[Dataset rows about figures]
════
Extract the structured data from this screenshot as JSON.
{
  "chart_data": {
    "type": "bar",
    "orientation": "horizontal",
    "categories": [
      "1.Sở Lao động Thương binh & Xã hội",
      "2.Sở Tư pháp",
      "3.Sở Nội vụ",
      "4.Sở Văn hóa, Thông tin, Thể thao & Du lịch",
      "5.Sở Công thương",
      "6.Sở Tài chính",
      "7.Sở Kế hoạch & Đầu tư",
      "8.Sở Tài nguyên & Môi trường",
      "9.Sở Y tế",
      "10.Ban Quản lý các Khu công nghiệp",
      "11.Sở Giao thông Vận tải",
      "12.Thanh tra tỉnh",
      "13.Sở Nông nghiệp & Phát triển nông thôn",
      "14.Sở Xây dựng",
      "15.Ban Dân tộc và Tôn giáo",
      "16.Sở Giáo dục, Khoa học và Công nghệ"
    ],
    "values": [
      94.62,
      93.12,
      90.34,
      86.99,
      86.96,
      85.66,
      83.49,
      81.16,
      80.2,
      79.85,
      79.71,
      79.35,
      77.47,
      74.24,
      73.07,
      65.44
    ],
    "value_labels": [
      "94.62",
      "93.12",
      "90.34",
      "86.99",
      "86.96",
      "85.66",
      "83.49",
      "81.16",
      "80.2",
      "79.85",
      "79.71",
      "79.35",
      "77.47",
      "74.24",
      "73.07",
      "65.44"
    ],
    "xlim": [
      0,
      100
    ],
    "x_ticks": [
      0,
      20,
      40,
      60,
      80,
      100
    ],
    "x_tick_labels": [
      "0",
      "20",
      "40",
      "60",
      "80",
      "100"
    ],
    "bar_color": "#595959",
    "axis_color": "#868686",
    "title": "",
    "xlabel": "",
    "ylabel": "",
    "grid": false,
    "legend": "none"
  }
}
════
TASK
Look back over the material above and state how many lines hold the word "nghiệp". Write the number and nothing else.

COMPLETED EXERCISE
2